__EXERCISE GOAL__: Find the lines that include the string "Incoming" and report how many there are. Give no other text.

Start of MATERIAL PROVIDED

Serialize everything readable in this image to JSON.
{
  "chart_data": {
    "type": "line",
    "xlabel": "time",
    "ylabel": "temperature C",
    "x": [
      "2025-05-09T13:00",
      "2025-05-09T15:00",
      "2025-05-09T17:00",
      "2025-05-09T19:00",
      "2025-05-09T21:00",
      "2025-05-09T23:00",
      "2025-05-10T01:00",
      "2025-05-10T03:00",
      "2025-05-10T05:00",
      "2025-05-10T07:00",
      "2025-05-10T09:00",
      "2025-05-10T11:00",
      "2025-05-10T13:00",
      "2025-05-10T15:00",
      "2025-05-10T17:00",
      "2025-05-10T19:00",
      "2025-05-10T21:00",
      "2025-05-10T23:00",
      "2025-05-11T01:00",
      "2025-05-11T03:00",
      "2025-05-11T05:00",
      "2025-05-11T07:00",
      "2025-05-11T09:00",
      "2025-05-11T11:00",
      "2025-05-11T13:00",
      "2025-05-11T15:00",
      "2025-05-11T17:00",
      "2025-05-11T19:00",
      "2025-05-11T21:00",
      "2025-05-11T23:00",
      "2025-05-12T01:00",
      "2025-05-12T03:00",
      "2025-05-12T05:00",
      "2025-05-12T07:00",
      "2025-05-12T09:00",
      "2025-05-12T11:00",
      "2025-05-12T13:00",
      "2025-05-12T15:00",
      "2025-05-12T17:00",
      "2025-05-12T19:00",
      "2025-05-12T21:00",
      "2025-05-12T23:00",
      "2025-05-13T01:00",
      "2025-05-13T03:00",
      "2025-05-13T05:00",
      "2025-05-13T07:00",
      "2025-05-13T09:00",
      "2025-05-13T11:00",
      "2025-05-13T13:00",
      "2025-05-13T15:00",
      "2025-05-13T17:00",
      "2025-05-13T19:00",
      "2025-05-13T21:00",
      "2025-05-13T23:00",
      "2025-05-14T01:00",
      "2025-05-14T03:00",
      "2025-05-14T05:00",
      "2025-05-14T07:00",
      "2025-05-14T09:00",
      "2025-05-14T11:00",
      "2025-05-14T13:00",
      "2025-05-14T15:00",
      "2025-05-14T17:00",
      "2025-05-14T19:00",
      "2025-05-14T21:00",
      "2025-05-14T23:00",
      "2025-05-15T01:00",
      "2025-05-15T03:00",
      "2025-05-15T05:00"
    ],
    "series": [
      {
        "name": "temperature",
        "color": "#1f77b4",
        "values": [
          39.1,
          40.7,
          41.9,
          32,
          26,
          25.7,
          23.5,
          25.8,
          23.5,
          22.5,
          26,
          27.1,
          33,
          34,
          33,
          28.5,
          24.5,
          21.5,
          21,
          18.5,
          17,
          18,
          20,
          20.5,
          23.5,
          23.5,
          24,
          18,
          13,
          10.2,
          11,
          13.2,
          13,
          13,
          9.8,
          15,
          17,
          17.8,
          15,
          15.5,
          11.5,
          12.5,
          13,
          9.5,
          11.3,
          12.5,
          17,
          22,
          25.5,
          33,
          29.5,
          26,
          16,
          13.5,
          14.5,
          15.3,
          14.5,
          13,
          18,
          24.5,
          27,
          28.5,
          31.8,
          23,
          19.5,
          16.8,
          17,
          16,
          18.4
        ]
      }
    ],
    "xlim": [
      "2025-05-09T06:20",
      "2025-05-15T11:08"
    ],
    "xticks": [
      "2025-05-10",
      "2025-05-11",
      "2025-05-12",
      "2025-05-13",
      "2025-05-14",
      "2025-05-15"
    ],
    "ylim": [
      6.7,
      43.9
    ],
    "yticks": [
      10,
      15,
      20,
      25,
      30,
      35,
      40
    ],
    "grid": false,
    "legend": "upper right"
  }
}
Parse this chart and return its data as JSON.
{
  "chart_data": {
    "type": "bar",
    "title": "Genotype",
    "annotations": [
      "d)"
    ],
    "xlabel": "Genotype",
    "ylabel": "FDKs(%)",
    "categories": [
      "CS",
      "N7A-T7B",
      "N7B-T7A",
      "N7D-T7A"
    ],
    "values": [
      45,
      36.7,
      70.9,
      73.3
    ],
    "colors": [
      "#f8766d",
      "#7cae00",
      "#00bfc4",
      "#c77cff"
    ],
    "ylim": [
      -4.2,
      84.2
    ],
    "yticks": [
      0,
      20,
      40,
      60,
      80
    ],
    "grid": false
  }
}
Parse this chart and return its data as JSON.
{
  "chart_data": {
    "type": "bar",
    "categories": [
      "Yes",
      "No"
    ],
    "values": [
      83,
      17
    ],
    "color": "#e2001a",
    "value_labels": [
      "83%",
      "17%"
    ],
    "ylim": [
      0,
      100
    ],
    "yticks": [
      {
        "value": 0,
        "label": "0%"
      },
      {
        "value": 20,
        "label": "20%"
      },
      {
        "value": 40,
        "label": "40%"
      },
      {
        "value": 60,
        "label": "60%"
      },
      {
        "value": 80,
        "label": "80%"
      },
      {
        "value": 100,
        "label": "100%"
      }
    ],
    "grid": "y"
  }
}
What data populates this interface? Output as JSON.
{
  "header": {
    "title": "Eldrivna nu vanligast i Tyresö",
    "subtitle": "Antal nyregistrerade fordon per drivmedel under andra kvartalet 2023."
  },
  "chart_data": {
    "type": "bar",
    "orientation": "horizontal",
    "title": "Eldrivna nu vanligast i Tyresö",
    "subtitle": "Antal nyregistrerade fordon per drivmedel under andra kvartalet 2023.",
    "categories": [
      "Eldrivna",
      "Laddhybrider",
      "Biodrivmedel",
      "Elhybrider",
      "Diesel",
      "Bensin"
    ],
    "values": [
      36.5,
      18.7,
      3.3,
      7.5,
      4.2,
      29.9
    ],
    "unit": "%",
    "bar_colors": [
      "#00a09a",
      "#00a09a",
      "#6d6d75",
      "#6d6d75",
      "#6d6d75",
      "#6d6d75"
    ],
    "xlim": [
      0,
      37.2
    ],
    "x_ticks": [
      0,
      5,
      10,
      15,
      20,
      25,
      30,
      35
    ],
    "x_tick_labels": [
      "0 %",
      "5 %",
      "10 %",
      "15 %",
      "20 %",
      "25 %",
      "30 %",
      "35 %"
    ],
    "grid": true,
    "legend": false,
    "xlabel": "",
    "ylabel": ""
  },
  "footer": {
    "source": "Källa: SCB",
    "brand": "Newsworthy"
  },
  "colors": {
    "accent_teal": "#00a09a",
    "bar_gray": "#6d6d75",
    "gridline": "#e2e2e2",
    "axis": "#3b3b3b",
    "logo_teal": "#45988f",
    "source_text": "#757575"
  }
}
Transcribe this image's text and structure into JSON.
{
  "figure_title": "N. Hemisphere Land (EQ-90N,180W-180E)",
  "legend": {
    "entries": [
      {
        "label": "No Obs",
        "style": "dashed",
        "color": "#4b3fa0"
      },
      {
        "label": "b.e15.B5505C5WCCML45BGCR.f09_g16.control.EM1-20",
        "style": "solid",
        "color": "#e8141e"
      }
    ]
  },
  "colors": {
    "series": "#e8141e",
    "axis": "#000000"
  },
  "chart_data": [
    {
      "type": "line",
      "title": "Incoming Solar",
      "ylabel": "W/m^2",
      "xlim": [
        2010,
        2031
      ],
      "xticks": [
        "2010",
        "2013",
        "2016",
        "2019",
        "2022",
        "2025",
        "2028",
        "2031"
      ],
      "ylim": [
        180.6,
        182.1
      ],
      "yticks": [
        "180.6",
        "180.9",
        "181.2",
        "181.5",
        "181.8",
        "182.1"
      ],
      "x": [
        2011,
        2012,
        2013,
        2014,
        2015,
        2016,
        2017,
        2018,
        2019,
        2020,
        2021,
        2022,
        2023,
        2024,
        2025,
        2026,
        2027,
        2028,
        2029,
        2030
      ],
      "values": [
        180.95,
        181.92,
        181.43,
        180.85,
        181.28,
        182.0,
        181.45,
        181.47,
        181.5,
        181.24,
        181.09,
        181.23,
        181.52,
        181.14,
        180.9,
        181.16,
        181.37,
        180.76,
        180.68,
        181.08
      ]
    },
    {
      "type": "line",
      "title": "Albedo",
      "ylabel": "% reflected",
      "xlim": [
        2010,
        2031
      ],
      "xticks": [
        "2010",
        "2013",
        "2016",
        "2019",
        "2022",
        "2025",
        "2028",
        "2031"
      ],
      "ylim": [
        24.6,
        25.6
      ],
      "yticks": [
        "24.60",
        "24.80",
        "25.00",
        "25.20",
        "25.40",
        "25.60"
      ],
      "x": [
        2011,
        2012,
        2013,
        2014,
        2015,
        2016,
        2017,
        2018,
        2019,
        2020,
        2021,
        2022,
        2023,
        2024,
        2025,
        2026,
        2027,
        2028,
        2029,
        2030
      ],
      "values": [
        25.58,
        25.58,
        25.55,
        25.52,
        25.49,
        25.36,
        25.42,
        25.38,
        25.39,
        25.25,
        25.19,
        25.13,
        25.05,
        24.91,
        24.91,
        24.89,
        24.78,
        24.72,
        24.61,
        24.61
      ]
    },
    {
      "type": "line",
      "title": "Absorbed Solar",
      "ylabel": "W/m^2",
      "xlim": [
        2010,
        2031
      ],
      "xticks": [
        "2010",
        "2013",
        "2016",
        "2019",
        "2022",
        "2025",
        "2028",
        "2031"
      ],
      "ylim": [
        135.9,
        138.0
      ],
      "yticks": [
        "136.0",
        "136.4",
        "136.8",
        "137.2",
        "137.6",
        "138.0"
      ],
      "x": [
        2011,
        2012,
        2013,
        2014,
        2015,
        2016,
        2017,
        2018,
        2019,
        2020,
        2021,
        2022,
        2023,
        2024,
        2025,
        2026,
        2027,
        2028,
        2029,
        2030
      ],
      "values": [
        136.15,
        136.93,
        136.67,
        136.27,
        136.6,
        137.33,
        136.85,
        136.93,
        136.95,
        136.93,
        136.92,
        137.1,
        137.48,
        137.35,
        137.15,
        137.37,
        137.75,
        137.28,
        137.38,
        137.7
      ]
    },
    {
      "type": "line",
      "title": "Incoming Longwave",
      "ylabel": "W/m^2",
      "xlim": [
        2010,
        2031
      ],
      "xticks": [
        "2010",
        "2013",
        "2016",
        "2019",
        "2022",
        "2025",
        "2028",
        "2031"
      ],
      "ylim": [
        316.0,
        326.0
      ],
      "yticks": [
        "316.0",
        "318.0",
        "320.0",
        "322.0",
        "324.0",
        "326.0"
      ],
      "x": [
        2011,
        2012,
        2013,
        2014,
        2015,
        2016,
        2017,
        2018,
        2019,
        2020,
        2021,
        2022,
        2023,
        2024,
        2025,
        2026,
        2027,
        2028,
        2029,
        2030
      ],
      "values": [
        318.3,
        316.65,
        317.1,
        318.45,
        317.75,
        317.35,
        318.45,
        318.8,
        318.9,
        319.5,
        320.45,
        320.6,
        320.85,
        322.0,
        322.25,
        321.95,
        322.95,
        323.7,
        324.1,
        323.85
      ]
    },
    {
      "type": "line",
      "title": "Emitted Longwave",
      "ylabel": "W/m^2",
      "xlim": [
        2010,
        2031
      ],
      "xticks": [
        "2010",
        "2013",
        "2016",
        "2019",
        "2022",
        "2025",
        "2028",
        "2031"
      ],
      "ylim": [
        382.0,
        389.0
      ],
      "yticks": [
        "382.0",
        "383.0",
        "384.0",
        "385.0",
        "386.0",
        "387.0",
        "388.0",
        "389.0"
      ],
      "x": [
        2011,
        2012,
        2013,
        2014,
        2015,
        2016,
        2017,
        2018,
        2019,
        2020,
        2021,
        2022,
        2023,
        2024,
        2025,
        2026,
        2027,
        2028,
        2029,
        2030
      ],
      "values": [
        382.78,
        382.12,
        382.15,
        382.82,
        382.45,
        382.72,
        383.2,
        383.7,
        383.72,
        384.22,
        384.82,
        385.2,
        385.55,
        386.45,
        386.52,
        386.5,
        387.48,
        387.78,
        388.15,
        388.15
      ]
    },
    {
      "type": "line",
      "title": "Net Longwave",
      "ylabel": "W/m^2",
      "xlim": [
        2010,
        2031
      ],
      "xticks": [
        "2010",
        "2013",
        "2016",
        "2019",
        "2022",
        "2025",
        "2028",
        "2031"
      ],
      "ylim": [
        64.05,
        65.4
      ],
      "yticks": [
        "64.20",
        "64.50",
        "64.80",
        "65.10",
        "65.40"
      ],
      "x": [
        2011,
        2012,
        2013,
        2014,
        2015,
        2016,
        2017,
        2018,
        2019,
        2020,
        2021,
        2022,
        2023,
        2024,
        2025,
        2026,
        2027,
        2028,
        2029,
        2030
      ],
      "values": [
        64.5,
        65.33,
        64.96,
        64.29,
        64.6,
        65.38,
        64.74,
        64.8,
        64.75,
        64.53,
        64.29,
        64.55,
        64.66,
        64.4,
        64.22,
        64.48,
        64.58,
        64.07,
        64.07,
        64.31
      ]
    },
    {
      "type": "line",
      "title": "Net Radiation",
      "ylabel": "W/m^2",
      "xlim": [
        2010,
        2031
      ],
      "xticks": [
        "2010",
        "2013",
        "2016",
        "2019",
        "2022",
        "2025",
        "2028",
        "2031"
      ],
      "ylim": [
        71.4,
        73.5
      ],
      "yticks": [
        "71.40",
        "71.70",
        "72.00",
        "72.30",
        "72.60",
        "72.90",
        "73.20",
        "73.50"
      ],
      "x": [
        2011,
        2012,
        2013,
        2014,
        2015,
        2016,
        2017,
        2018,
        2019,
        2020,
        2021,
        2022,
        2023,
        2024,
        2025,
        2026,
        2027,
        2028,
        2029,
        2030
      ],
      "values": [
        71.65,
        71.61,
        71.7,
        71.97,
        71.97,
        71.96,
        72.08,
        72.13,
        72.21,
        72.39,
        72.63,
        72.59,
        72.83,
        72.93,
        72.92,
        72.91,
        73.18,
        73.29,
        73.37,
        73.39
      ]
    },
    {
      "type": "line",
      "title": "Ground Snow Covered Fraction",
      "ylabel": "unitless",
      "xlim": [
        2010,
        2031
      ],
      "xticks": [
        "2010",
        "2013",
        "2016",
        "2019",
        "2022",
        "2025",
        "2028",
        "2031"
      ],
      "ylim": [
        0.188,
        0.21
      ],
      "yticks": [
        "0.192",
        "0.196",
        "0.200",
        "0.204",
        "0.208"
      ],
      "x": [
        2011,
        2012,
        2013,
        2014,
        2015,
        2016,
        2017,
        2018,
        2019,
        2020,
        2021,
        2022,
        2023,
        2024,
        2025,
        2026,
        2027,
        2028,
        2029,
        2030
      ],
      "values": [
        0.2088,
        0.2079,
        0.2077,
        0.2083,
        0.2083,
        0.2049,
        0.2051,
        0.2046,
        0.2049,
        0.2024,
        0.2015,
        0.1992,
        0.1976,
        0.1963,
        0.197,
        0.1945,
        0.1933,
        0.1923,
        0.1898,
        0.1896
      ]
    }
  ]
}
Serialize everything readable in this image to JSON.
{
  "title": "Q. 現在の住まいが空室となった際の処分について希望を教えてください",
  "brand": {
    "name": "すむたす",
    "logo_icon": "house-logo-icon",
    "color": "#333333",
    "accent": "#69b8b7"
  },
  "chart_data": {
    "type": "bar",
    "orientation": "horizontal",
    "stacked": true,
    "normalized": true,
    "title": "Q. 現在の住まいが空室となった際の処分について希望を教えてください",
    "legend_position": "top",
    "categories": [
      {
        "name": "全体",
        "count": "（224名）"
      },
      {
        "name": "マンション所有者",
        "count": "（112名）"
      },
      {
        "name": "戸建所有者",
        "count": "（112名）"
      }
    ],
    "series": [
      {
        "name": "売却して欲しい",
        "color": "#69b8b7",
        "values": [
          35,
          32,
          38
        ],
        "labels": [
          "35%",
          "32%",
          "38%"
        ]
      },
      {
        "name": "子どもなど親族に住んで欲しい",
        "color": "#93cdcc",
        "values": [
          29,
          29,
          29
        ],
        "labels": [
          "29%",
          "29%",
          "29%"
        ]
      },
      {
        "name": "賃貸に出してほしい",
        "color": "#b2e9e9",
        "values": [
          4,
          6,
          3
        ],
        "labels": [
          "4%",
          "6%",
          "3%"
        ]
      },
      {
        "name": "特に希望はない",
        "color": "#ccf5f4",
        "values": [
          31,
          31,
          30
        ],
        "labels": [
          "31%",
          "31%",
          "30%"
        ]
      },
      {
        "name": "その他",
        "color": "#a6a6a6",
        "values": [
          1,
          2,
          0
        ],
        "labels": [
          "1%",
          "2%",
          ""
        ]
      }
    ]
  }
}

End of MATERIAL PROVIDED

__FINAL RESULT__: 2